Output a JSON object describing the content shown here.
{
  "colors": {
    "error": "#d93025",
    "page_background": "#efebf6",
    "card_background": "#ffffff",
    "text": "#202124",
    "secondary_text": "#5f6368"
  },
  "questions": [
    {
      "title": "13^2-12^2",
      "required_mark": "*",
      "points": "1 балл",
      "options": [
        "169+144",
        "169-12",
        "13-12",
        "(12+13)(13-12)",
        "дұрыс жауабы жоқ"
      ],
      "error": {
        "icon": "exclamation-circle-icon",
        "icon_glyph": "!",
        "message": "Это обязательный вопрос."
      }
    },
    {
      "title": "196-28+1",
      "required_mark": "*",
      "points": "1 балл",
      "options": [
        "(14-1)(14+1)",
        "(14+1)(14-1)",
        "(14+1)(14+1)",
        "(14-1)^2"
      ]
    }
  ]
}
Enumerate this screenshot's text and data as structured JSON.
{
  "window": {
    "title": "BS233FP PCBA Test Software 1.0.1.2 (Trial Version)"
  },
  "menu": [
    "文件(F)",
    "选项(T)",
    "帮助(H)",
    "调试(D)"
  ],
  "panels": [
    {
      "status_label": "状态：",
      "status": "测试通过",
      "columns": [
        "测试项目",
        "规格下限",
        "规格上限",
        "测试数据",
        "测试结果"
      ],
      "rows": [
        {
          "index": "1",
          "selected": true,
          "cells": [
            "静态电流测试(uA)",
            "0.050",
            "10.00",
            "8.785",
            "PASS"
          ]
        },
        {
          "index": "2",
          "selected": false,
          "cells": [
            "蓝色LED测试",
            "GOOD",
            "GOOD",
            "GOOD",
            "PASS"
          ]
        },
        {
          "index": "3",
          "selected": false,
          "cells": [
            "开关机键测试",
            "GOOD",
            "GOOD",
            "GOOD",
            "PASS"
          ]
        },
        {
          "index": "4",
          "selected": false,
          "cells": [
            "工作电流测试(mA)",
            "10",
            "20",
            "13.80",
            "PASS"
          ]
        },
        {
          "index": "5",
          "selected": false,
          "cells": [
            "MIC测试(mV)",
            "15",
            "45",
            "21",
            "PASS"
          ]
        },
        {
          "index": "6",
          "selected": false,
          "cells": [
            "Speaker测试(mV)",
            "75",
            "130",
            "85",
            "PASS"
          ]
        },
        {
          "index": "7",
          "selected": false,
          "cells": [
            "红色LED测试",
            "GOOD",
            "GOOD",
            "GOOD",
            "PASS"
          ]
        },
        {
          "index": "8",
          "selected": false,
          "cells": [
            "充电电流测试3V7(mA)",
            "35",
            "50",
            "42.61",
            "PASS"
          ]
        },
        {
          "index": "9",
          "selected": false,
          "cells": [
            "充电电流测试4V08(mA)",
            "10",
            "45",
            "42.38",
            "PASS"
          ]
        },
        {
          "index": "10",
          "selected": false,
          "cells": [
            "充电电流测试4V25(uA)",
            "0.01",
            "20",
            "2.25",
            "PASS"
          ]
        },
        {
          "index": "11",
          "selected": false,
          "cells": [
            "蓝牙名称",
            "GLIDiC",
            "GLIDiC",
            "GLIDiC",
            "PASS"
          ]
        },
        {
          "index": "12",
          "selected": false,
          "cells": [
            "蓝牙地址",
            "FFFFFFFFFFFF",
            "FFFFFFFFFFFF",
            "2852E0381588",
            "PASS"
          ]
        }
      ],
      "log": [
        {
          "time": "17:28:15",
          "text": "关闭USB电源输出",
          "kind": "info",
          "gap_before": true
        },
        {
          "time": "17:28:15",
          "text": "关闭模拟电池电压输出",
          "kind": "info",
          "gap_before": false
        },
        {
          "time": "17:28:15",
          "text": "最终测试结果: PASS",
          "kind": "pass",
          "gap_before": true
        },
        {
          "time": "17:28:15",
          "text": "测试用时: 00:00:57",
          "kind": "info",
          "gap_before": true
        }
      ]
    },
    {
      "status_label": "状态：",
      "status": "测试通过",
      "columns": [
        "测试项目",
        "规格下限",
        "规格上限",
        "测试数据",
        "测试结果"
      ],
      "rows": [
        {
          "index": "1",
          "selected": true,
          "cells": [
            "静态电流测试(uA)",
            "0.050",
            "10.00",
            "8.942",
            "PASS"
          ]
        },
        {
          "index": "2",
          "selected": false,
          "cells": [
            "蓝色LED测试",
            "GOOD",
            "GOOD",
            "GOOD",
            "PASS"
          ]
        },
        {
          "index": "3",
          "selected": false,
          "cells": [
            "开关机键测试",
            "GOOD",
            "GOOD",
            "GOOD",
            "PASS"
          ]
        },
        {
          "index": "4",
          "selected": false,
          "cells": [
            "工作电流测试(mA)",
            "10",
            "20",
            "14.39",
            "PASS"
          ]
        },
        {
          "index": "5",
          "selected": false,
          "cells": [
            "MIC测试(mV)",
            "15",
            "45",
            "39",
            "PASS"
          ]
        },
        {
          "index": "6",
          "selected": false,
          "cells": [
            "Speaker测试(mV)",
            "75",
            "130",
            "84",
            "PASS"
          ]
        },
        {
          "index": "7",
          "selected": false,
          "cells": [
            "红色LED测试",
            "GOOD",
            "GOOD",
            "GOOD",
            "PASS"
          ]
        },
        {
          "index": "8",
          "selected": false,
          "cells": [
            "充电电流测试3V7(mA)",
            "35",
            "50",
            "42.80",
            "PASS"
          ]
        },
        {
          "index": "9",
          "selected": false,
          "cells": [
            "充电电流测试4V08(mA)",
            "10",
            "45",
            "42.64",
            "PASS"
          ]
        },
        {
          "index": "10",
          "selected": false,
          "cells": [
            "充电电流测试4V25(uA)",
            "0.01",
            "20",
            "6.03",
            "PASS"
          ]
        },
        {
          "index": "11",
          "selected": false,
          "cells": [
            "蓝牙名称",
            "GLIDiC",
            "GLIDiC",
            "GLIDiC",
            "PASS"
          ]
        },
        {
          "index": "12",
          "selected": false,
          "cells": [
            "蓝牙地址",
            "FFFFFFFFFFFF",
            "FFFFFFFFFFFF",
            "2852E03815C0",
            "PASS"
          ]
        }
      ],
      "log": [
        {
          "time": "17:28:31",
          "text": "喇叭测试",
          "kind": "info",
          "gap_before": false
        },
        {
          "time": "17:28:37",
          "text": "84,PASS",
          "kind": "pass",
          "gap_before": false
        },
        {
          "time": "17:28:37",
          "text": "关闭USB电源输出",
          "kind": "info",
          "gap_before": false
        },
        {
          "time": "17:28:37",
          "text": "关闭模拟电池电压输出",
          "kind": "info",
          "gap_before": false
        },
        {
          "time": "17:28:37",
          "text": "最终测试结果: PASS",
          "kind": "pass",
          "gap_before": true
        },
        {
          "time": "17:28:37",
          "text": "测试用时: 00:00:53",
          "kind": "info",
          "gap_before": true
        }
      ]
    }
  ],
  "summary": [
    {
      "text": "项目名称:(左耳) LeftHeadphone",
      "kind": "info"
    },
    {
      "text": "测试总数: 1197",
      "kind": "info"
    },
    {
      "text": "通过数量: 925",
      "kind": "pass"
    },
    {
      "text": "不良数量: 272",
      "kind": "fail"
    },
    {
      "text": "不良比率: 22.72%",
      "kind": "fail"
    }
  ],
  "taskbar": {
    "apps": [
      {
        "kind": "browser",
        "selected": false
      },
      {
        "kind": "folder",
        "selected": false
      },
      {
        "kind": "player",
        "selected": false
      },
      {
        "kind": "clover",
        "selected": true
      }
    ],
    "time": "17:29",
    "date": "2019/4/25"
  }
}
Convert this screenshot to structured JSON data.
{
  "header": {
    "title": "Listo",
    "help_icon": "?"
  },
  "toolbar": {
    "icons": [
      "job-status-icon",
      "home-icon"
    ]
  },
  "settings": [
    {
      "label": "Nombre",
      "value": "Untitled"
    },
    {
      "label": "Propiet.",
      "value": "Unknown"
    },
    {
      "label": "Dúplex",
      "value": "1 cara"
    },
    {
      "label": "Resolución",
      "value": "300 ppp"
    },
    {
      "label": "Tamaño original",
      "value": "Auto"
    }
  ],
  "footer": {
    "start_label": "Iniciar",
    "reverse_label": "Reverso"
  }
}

--

OBJECTIVE >> Pick out every line above that contains the word "JSON" and copy it.

THE ANSWER >>
Output a JSON object describing the content shown here.
Enumerate this screenshot's text and data as structured JSON.
Convert this screenshot to structured JSON data.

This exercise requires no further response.